◆ Written task:
Recast as a numbered list the lines in the part that opens with the line containing "list-item[interactable]: 2019年医师资格考试重要通知 取消订阅" and closes with the line containing "reminder-tabs: 未设置提醒功能 已设置提醒功能", both included, omitting any blank lines.
* BEGIN Material to process *
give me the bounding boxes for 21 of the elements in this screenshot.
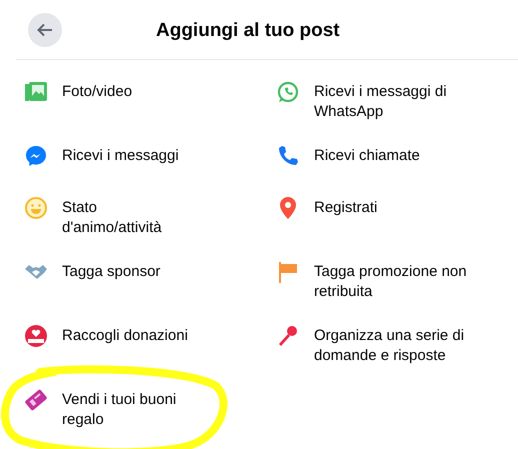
menu-item-label[interactable]: Foto/video (62, 82, 132, 102)
donation-icon (24, 324, 48, 348)
phone-icon (276, 144, 300, 168)
back-button[interactable] (28, 12, 62, 46)
menu-item-label[interactable]: Stato d'animo/attività (62, 198, 197, 238)
menu-item-label[interactable]: Ricevi chiamate (314, 146, 420, 166)
menu-item-label[interactable]: Tagga promozione non retribuita (314, 262, 484, 302)
flag-icon (276, 260, 300, 284)
dialog-title: Aggiungi al tuo post (156, 19, 340, 43)
menu-item-label[interactable]: Ricevi i messaggi di WhatsApp (314, 82, 484, 122)
chat-bubble-icon (276, 80, 300, 104)
menu-item-label[interactable]: Tagga sponsor (62, 262, 160, 282)
menu-item-label[interactable]: Ricevi i messaggi (62, 146, 179, 166)
back-arrow-icon (37, 22, 53, 36)
menu-item-label[interactable]: Raccogli donazioni (62, 326, 188, 346)
smiley-icon (24, 196, 48, 220)
messenger-icon (24, 144, 48, 168)
menu-item-label[interactable]: Vendi i tuoi buoni regalo (62, 390, 197, 430)
menu-item-label[interactable]: Organizza una serie di domande e risposte (314, 326, 484, 366)
photo-icon (24, 80, 48, 104)
menu-item-label[interactable]: Registrati (314, 198, 378, 218)
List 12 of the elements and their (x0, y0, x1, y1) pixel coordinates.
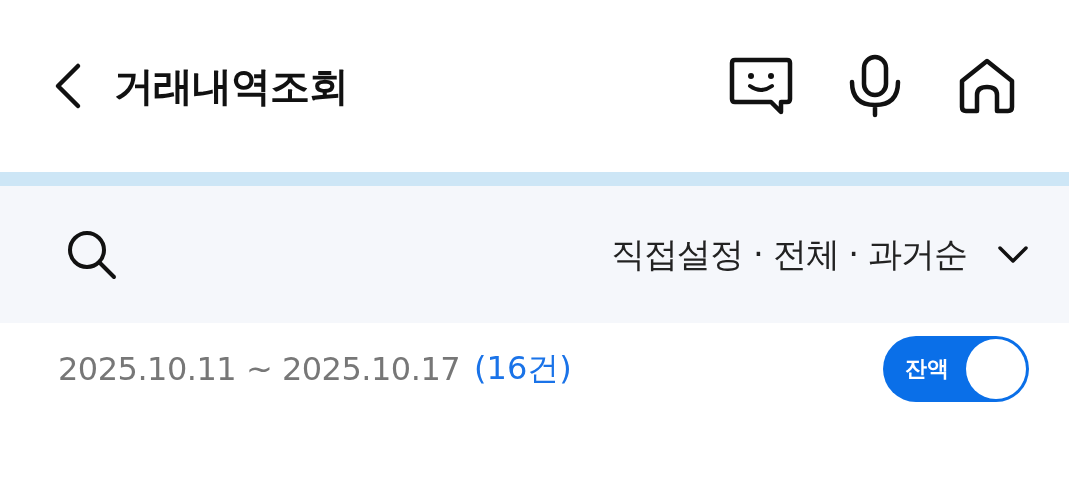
home-icon (957, 57, 1017, 115)
search-button[interactable] (66, 228, 118, 281)
home-button[interactable] (957, 57, 1017, 115)
filter-dropdown[interactable]: 직접설정 · 전체 · 과거순 (611, 231, 1029, 278)
balance-toggle[interactable]: 잔액 (883, 335, 1029, 402)
chat-button[interactable] (729, 57, 793, 115)
smiley-chat-icon (729, 57, 793, 115)
chevron-down-icon (997, 244, 1029, 265)
page-title: 거래내역조회 (114, 61, 349, 111)
date-range: 2025.10.11 ~ 2025.10.17 (58, 349, 461, 388)
search-icon (66, 228, 118, 281)
transaction-count: (16건) (474, 347, 572, 389)
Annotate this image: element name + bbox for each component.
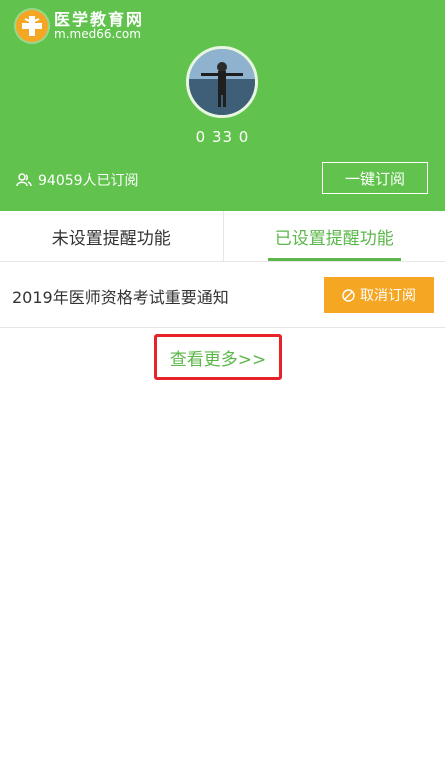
list-item[interactable]: 2019年医师资格考试重要通知 取消订阅 <box>0 262 445 328</box>
subscriber-count-text: 94059人已订阅 <box>38 173 139 189</box>
user-stats: 0 33 0 <box>195 128 250 146</box>
user-avatar[interactable] <box>186 46 258 118</box>
unsubscribe-label: 取消订阅 <box>360 288 416 304</box>
list-item-title[interactable]: 2019年医师资格考试重要通知 <box>12 284 229 308</box>
logo-cross-icon <box>16 10 48 42</box>
users-icon <box>16 173 32 187</box>
unsubscribe-button[interactable]: 取消订阅 <box>324 277 434 313</box>
cancel-icon <box>342 288 355 302</box>
tab-reminder-not-set[interactable]: 未设置提醒功能 <box>0 211 223 261</box>
logo-name: 医学教育网 <box>54 9 145 29</box>
logo-url: m.med66.com <box>54 27 141 42</box>
tab-reminder-set[interactable]: 已设置提醒功能 <box>222 211 445 261</box>
subscribe-all-button[interactable]: 一键订阅 <box>322 162 428 194</box>
profile-header: 医学教育网 m.med66.com 0 33 0 94059人已订阅 一键订阅 <box>0 0 445 211</box>
reminder-tabs: 未设置提醒功能 已设置提醒功能 <box>0 211 445 262</box>
subscriber-count: 94059人已订阅 <box>16 170 139 190</box>
view-more-link[interactable]: 查看更多>> <box>154 334 282 380</box>
site-logo[interactable]: 医学教育网 m.med66.com <box>16 10 144 42</box>
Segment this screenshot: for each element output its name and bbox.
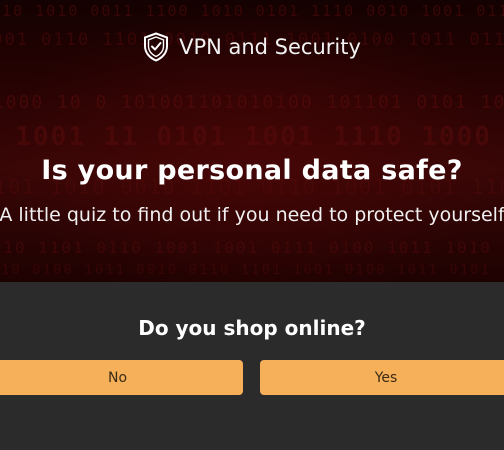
answer-yes-button[interactable]: Yes (260, 360, 504, 395)
answer-no-button[interactable]: No (0, 360, 243, 395)
quiz-page: 0110 1010 0011 1100 1010 0101 1110 0010 … (0, 0, 504, 450)
shield-check-icon (143, 32, 169, 62)
quiz-question: Do you shop online? (138, 316, 366, 340)
page-subtitle: A little quiz to find out if you need to… (0, 204, 504, 226)
brand-name: VPN and Security (179, 35, 361, 59)
hero-banner: 0110 1010 0011 1100 1010 0101 1110 0010 … (0, 0, 504, 282)
page-title: Is your personal data safe? (41, 155, 463, 186)
brand-header: VPN and Security (0, 32, 504, 62)
quiz-section: Do you shop online? No Yes (0, 282, 504, 450)
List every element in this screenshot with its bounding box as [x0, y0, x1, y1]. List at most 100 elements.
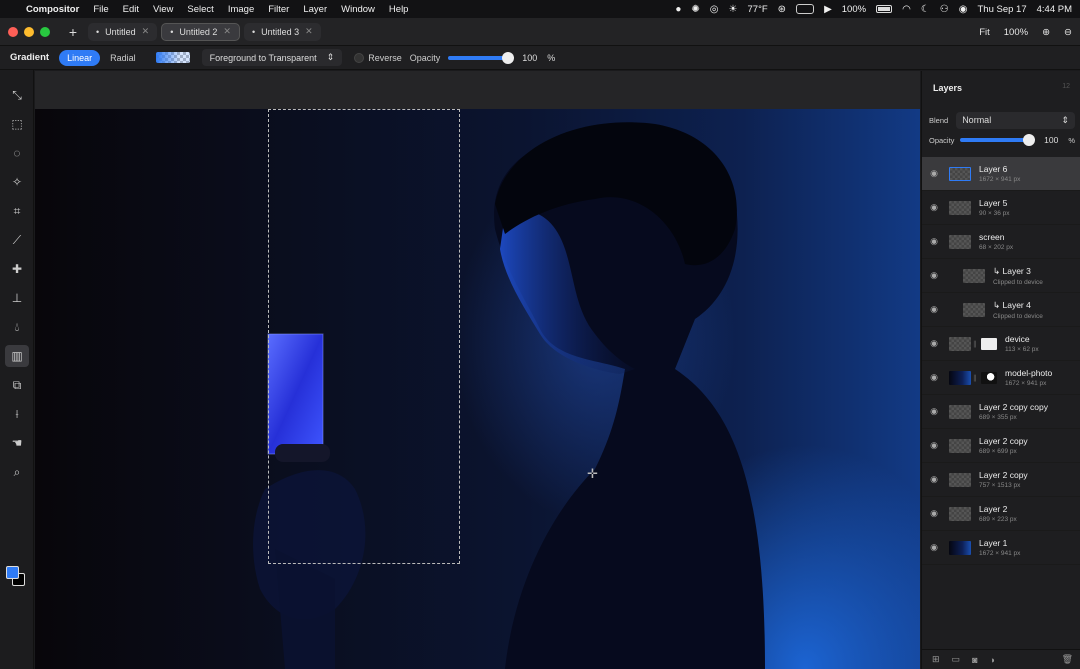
record-icon[interactable]: ●	[675, 4, 681, 15]
slider-knob[interactable]	[502, 51, 515, 64]
eye-icon[interactable]: ◉	[923, 474, 945, 485]
layer-opacity-value[interactable]: 100	[1044, 135, 1058, 145]
eye-icon[interactable]: ◉	[923, 236, 945, 247]
add-mask-icon[interactable]: ◙	[972, 655, 977, 665]
siri-icon[interactable]: ◉	[959, 4, 968, 15]
hand-tool-icon[interactable]: ☚	[5, 432, 29, 454]
menu-help[interactable]: Help	[389, 4, 409, 15]
blur-tool-icon[interactable]: 💧︎	[5, 316, 29, 338]
menu-file[interactable]: File	[93, 4, 108, 15]
layer-row[interactable]: ◉ Layer 1 1672 × 941 px	[922, 531, 1080, 565]
slider-knob[interactable]	[1023, 134, 1036, 146]
chain-icon[interactable]: ∥	[973, 374, 977, 382]
layer-row[interactable]: ◉ Layer 2 copy 689 × 699 px	[922, 429, 1080, 463]
eye-icon[interactable]: ◉	[923, 168, 945, 179]
layer-row[interactable]: ◉ Layer 2 copy copy 689 × 355 px	[922, 395, 1080, 429]
layer-row[interactable]: ◉ Layer 5 90 × 36 px	[922, 191, 1080, 225]
zoom-in-icon[interactable]: ⊕	[1042, 27, 1050, 38]
moon-icon[interactable]: ☾	[921, 4, 930, 15]
canvas-area[interactable]: ✛	[35, 71, 920, 669]
menu-window[interactable]: Window	[341, 4, 375, 15]
trash-icon[interactable]: 🗑︎	[1062, 654, 1073, 665]
mode-linear-button[interactable]: Linear	[59, 49, 101, 66]
play-icon[interactable]: ▶	[824, 4, 832, 15]
crop-tool-icon[interactable]: ⌗	[5, 200, 29, 222]
foreground-color-swatch[interactable]	[6, 566, 19, 579]
eye-icon[interactable]: ◉	[923, 338, 945, 349]
menu-layer[interactable]: Layer	[303, 4, 327, 15]
menu-select[interactable]: Select	[187, 4, 213, 15]
wifi-icon[interactable]: ◠	[902, 4, 911, 15]
weather-icon[interactable]: ☀	[729, 4, 738, 15]
eye-icon[interactable]: ◉	[923, 270, 945, 281]
user-switch-icon[interactable]: ⚇	[940, 4, 949, 15]
eye-icon[interactable]: ◉	[923, 372, 945, 383]
tab-untitled-3[interactable]: • Untitled 3 ✕	[243, 22, 321, 41]
reverse-checkbox[interactable]	[354, 52, 365, 63]
eyedropper-tool-icon[interactable]: ⟊	[5, 403, 29, 425]
magic-wand-icon[interactable]: ✧	[5, 171, 29, 193]
selection-marquee[interactable]	[268, 109, 460, 564]
fit-button[interactable]: Fit	[979, 27, 990, 38]
status-app-icon[interactable]: ◎	[710, 4, 719, 15]
new-tab-button[interactable]: +	[64, 24, 82, 40]
layer-row[interactable]: ◉ Layer 2 copy 757 × 1513 px	[922, 463, 1080, 497]
layer-row[interactable]: ◉ ↳ Layer 3 Clipped to device	[922, 259, 1080, 293]
zoom-out-icon[interactable]: ⊖	[1064, 27, 1072, 38]
menu-filter[interactable]: Filter	[268, 4, 289, 15]
new-group-icon[interactable]: ▭	[952, 654, 961, 665]
brush-tool-icon[interactable]: ⟋	[5, 229, 29, 251]
menu-image[interactable]: Image	[228, 4, 254, 15]
layer-row[interactable]: ◉ ∥ model-photo 1672 × 941 px	[922, 361, 1080, 395]
control-center-icon[interactable]	[796, 4, 815, 14]
stamp-tool-icon[interactable]: ⊥	[5, 287, 29, 309]
opacity-slider[interactable]	[448, 51, 515, 64]
adjustment-icon[interactable]: ◑	[990, 655, 995, 665]
layer-row[interactable]: ◉ Layer 6 1672 × 941 px	[922, 157, 1080, 191]
close-window-button[interactable]	[8, 26, 18, 37]
minimize-window-button[interactable]	[24, 26, 34, 37]
healing-tool-icon[interactable]: ✚	[5, 258, 29, 280]
close-icon[interactable]: ✕	[142, 26, 150, 37]
battery-icon[interactable]	[876, 5, 893, 13]
document-canvas[interactable]	[35, 109, 920, 669]
eye-icon[interactable]: ◉	[923, 406, 945, 417]
eye-icon[interactable]: ◉	[923, 440, 945, 451]
layer-row[interactable]: ◉ screen 68 × 202 px	[922, 225, 1080, 259]
tab-untitled-2[interactable]: • Untitled 2 ✕	[161, 22, 240, 41]
marquee-tool-icon[interactable]: ⬚	[5, 113, 29, 135]
close-icon[interactable]: ✕	[305, 26, 313, 37]
layer-mask-thumbnail[interactable]	[981, 337, 997, 350]
layer-mask-thumbnail[interactable]	[981, 371, 997, 384]
menu-edit[interactable]: Edit	[123, 4, 139, 15]
lasso-tool-icon[interactable]: ◌	[5, 142, 29, 164]
layer-row[interactable]: ◉ ↳ Layer 4 Clipped to device	[922, 293, 1080, 327]
add-layer-icon[interactable]: ⊞	[932, 654, 940, 665]
brightness-icon[interactable]: ✺	[691, 4, 699, 15]
layer-opacity-slider[interactable]	[960, 134, 1036, 146]
layer-name-text: Layer 4	[1002, 299, 1031, 310]
eye-icon[interactable]: ◉	[923, 304, 945, 315]
close-icon[interactable]: ✕	[223, 26, 231, 37]
mode-radial-button[interactable]: Radial	[102, 50, 144, 66]
shape-tool-icon[interactable]: ⧉	[5, 374, 29, 396]
layer-row[interactable]: ◉ ∥ device 113 × 62 px	[922, 327, 1080, 361]
eye-icon[interactable]: ◉	[923, 542, 945, 553]
opacity-value[interactable]: 100	[522, 53, 537, 63]
menu-view[interactable]: View	[153, 4, 173, 15]
gradient-preview-swatch[interactable]	[155, 52, 190, 63]
zoom-window-button[interactable]	[40, 26, 50, 37]
eye-icon[interactable]: ◉	[923, 202, 945, 213]
move-tool-icon[interactable]: ⤡	[5, 84, 29, 106]
blend-mode-select[interactable]: Normal ⇕	[956, 112, 1075, 129]
layer-row[interactable]: ◉ Layer 2 689 × 223 px	[922, 497, 1080, 531]
tab-untitled[interactable]: • Untitled ✕	[88, 22, 158, 41]
app-name-menu[interactable]: Compositor	[26, 4, 79, 15]
gradient-tool-icon[interactable]: ▥	[5, 345, 29, 367]
eye-icon[interactable]: ◉	[923, 508, 945, 519]
sync-icon[interactable]: ⊛	[778, 4, 786, 15]
zoom-level[interactable]: 100%	[1004, 27, 1028, 38]
chain-icon[interactable]: ∥	[973, 340, 977, 348]
gradient-preset-select[interactable]: Foreground to Transparent ⇕	[201, 49, 343, 66]
zoom-tool-icon[interactable]: ⌕	[5, 461, 29, 483]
* END Material to process *
◆ Exercise answer:
1. list-item[interactable]: 2019年医师资格考试重要通知 取消订阅 <box>0 262 445 328</box>
2. subscriber-count-text: 94059人已订阅 <box>38 173 139 189</box>
3. user-stats: 0 33 0 <box>195 128 250 146</box>
4. user-avatar[interactable] <box>186 46 258 118</box>
5. unsubscribe-label: 取消订阅 <box>360 288 416 304</box>
6. list-item-title[interactable]: 2019年医师资格考试重要通知 <box>12 284 229 308</box>
7. logo-cross-icon <box>16 10 48 42</box>
8. users-icon <box>16 173 32 187</box>
9. unsubscribe-button[interactable]: 取消订阅 <box>324 277 434 313</box>
10. cancel-icon <box>342 288 355 302</box>
11. tab-reminder-not-set[interactable]: 未设置提醒功能 <box>0 211 223 261</box>
12. logo-name: 医学教育网 <box>54 9 145 29</box>
13. logo-url: m.med66.com <box>54 27 141 42</box>
14. tab-reminder-set[interactable]: 已设置提醒功能 <box>222 211 445 261</box>
15. subscribe-all-button[interactable]: 一键订阅 <box>322 162 428 194</box>
16. profile-header: 医学教育网 m.med66.com 0 33 0 94059人已订阅 一键订阅 <box>0 0 445 211</box>
17. reminder-tabs: 未设置提醒功能 已设置提醒功能 <box>0 211 445 262</box>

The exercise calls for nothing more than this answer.